* _STATED PROBLEM_:
Output the material below in full, exactly as it is.

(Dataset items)
- - -

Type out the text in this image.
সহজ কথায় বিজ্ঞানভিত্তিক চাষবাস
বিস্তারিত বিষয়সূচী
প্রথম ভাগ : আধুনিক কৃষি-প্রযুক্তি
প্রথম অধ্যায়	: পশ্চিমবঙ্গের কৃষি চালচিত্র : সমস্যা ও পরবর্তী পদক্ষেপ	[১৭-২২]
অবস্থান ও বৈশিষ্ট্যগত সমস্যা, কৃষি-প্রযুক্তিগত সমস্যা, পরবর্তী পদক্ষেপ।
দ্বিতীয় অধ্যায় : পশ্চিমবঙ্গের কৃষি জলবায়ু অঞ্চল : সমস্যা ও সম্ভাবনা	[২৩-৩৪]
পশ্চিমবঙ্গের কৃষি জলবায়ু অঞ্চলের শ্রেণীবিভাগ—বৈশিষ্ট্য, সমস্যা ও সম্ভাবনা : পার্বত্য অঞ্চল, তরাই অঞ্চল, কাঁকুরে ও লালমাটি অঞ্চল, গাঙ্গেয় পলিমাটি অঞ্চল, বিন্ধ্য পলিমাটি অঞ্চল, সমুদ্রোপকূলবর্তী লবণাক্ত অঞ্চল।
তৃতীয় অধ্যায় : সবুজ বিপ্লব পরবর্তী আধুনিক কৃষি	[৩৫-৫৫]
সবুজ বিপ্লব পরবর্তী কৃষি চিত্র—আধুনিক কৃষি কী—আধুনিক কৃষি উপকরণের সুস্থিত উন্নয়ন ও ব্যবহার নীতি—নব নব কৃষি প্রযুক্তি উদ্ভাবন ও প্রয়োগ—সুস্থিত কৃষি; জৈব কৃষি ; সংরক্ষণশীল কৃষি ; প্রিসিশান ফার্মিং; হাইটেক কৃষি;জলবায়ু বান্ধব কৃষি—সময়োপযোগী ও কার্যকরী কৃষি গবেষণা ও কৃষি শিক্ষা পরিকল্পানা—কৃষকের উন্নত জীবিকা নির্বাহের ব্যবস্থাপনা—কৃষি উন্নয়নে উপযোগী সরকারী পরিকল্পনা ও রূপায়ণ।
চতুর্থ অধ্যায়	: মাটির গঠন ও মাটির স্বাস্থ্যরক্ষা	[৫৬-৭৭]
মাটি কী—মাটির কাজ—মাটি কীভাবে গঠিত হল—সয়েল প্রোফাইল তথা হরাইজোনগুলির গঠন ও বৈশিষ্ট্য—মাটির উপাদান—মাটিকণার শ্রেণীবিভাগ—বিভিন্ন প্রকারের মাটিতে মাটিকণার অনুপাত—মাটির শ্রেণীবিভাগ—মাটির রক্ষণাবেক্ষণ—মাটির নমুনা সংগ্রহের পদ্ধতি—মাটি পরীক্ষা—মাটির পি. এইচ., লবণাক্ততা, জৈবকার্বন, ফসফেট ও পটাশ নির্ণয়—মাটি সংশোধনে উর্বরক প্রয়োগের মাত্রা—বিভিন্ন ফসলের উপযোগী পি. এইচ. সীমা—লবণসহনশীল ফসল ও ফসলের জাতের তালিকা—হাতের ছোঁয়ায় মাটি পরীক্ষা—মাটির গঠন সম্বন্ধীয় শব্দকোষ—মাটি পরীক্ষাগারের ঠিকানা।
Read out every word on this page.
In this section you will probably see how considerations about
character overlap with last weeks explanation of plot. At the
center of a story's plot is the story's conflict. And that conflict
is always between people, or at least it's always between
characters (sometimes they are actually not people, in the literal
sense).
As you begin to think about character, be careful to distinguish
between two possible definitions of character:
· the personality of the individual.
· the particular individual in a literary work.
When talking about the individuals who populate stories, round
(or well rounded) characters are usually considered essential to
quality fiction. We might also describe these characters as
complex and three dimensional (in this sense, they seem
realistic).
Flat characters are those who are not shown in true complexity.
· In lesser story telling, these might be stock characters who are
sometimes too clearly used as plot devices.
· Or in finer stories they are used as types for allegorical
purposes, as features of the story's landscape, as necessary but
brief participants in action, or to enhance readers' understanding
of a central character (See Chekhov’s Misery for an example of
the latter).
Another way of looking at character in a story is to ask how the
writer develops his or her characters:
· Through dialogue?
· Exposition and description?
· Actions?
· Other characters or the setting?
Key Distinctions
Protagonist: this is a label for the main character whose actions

- - -

* _ANSWER TO THE PROBLEM_:
Type out the text in this image.
সহজ কথায় বিজ্ঞানভিত্তিক চাষবাস
বিস্তারিত বিষয়সূচী
প্রথম ভাগ : আধুনিক কৃষি-প্রযুক্তি
প্রথম অধ্যায়	: পশ্চিমবঙ্গের কৃষি চালচিত্র : সমস্যা ও পরবর্তী পদক্ষেপ	[১৭-২২]
অবস্থান ও বৈশিষ্ট্যগত সমস্যা, কৃষি-প্রযুক্তিগত সমস্যা, পরবর্তী পদক্ষেপ।
দ্বিতীয় অধ্যায় : পশ্চিমবঙ্গের কৃষি জলবায়ু অঞ্চল : সমস্যা ও সম্ভাবনা	[২৩-৩৪]
পশ্চিমবঙ্গের কৃষি জলবায়ু অঞ্চলের শ্রেণীবিভাগ—বৈশিষ্ট্য, সমস্যা ও সম্ভাবনা : পার্বত্য অঞ্চল, তরাই অঞ্চল, কাঁকুরে ও লালমাটি অঞ্চল, গাঙ্গেয় পলিমাটি অঞ্চল, বিন্ধ্য পলিমাটি অঞ্চল, সমুদ্রোপকূলবর্তী লবণাক্ত অঞ্চল।
তৃতীয় অধ্যায় : সবুজ বিপ্লব পরবর্তী আধুনিক কৃষি	[৩৫-৫৫]
সবুজ বিপ্লব পরবর্তী কৃষি চিত্র—আধুনিক কৃষি কী—আধুনিক কৃষি উপকরণের সুস্থিত উন্নয়ন ও ব্যবহার নীতি—নব নব কৃষি প্রযুক্তি উদ্ভাবন ও প্রয়োগ—সুস্থিত কৃষি; জৈব কৃষি ; সংরক্ষণশীল কৃষি ; প্রিসিশান ফার্মিং; হাইটেক কৃষি;জলবায়ু বান্ধব কৃষি—সময়োপযোগী ও কার্যকরী কৃষি গবেষণা ও কৃষি শিক্ষা পরিকল্পানা—কৃষকের উন্নত জীবিকা নির্বাহের ব্যবস্থাপনা—কৃষি উন্নয়নে উপযোগী সরকারী পরিকল্পনা ও রূপায়ণ।
চতুর্থ অধ্যায়	: মাটির গঠন ও মাটির স্বাস্থ্যরক্ষা	[৫৬-৭৭]
মাটি কী—মাটির কাজ—মাটি কীভাবে গঠিত হল—সয়েল প্রোফাইল তথা হরাইজোনগুলির গঠন ও বৈশিষ্ট্য—মাটির উপাদান—মাটিকণার শ্রেণীবিভাগ—বিভিন্ন প্রকারের মাটিতে মাটিকণার অনুপাত—মাটির শ্রেণীবিভাগ—মাটির রক্ষণাবেক্ষণ—মাটির নমুনা সংগ্রহের পদ্ধতি—মাটি পরীক্ষা—মাটির পি. এইচ., লবণাক্ততা, জৈবকার্বন, ফসফেট ও পটাশ নির্ণয়—মাটি সংশোধনে উর্বরক প্রয়োগের মাত্রা—বিভিন্ন ফসলের উপযোগী পি. এইচ. সীমা—লবণসহনশীল ফসল ও ফসলের জাতের তালিকা—হাতের ছোঁয়ায় মাটি পরীক্ষা—মাটির গঠন সম্বন্ধীয় শব্দকোষ—মাটি পরীক্ষাগারের ঠিকানা।
Read out every word on this page.
In this section you will probably see how considerations about
character overlap with last weeks explanation of plot. At the
center of a story's plot is the story's conflict. And that conflict
is always between people, or at least it's always between
characters (sometimes they are actually not people, in the literal
sense).
As you begin to think about character, be careful to distinguish
between two possible definitions of character:
· the personality of the individual.
· the particular individual in a literary work.
When talking about the individuals who populate stories, round
(or well rounded) characters are usually considered essential to
quality fiction. We might also describe these characters as
complex and three dimensional (in this sense, they seem
realistic).
Flat characters are those who are not shown in true complexity.
· In lesser story telling, these might be stock characters who are
sometimes too clearly used as plot devices.
· Or in finer stories they are used as types for allegorical
purposes, as features of the story's landscape, as necessary but
brief participants in action, or to enhance readers' understanding
of a central character (See Chekhov’s Misery for an example of
the latter).
Another way of looking at character in a story is to ask how the
writer develops his or her characters:
· Through dialogue?
· Exposition and description?
· Actions?
· Other characters or the setting?
Key Distinctions
Protagonist: this is a label for the main character whose actions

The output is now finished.